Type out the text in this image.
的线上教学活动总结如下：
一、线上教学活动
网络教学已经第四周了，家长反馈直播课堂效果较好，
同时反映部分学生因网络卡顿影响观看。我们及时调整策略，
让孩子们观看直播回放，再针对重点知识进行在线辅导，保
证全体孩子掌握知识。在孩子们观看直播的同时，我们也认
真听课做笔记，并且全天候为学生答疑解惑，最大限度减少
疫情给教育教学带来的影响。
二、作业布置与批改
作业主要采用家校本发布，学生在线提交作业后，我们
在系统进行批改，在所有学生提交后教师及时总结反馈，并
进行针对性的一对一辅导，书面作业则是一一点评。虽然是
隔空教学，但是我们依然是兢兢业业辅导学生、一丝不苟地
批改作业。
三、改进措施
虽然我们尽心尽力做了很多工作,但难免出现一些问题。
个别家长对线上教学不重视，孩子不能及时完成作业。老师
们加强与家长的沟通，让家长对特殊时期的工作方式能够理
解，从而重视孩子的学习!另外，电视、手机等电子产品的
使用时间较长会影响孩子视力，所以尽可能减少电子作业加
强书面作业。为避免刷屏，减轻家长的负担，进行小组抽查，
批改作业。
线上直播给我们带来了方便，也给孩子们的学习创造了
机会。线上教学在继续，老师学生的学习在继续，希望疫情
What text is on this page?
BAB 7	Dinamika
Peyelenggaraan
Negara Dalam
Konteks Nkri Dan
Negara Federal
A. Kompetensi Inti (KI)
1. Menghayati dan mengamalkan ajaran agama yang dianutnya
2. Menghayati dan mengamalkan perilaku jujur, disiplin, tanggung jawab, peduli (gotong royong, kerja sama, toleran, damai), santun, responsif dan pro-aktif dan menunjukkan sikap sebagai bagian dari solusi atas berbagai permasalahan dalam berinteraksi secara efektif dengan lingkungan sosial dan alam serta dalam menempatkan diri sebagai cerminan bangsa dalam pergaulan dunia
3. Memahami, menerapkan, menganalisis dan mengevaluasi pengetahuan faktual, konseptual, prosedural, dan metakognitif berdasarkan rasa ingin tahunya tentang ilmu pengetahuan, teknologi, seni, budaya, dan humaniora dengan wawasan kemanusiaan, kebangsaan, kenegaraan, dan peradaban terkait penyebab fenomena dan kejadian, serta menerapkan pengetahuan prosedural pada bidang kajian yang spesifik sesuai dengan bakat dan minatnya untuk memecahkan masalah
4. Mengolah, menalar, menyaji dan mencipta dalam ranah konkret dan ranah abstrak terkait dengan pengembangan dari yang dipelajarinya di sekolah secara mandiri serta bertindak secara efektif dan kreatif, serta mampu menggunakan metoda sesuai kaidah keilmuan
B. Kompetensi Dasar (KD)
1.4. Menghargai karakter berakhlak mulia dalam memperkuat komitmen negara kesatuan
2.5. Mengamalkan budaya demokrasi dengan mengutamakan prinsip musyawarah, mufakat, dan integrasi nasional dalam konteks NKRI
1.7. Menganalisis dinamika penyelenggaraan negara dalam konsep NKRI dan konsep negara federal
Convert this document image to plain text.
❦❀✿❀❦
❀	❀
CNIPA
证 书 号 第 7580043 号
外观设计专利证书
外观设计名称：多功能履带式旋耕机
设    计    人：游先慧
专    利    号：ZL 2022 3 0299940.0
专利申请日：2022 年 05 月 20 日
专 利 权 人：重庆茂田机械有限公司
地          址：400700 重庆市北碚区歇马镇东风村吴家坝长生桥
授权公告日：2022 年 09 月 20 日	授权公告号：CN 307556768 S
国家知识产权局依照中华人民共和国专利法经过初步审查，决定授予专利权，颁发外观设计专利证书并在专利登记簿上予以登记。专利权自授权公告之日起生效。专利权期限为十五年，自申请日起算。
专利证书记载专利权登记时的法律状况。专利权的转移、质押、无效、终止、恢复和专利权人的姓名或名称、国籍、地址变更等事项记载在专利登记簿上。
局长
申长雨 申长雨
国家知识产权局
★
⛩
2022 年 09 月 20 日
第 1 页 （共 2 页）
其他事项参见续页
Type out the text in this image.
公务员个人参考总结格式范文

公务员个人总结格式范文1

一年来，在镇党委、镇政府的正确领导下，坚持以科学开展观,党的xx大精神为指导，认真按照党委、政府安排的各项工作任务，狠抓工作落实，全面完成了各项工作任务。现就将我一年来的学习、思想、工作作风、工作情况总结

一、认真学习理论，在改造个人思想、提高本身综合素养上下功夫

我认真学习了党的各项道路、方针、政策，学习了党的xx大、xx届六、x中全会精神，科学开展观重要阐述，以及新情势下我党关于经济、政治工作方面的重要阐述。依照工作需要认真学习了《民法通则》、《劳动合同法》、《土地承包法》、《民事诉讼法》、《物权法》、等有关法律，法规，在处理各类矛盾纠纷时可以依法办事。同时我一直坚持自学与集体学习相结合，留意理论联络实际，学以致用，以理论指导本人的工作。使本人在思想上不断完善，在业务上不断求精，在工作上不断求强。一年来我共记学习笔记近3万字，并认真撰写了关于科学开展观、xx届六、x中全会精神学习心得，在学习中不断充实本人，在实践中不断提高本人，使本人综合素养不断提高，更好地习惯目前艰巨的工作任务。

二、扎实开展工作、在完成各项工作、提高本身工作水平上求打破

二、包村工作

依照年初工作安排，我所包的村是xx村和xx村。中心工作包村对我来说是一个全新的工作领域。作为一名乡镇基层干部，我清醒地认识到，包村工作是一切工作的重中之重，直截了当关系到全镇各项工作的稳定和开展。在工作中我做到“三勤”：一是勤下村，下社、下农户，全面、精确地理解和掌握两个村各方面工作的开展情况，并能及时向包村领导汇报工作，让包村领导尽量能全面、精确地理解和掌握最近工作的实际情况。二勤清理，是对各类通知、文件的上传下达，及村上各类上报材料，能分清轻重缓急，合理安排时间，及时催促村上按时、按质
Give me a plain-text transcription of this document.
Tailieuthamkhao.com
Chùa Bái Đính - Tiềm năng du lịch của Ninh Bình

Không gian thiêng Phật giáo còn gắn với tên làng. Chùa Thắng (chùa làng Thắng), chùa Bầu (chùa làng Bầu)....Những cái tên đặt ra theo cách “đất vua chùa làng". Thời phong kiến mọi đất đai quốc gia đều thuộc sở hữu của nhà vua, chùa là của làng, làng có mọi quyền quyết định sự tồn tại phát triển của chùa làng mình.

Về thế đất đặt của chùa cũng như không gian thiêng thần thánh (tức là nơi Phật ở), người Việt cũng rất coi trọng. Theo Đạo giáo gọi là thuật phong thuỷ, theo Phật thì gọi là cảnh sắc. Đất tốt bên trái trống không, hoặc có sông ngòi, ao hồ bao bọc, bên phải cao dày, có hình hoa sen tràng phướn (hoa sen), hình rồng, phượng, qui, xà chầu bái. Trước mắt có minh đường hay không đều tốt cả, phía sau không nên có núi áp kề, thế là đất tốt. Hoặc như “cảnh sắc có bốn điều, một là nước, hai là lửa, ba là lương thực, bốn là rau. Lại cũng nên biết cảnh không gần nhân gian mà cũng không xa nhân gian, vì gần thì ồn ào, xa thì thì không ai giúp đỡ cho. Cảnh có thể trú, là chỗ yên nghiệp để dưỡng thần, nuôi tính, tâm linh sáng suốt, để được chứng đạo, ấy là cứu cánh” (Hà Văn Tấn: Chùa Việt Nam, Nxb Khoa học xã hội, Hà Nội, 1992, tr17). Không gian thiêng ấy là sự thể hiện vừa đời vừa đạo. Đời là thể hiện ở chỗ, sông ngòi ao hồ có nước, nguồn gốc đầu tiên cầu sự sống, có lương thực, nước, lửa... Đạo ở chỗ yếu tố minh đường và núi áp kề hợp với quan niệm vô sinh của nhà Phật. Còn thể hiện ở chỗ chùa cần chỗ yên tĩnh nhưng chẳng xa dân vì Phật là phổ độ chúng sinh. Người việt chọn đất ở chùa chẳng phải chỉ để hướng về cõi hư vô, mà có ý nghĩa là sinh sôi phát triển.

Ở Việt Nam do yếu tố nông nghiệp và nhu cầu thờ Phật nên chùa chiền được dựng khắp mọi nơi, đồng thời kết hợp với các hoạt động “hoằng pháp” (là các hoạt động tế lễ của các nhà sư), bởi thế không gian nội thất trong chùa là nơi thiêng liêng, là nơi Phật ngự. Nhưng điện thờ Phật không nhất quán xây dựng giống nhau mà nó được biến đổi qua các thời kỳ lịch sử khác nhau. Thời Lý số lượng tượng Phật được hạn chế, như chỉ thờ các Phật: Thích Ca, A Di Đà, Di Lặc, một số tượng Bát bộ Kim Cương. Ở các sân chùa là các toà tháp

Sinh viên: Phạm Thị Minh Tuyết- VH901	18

▶ TASK INSTRUCTIONS: Copy, from the material, each line that holds the string "plain".

▶ SOLVED PROBLEM:
Convert this document image to plain text.
Give me a plain-text transcription of this document.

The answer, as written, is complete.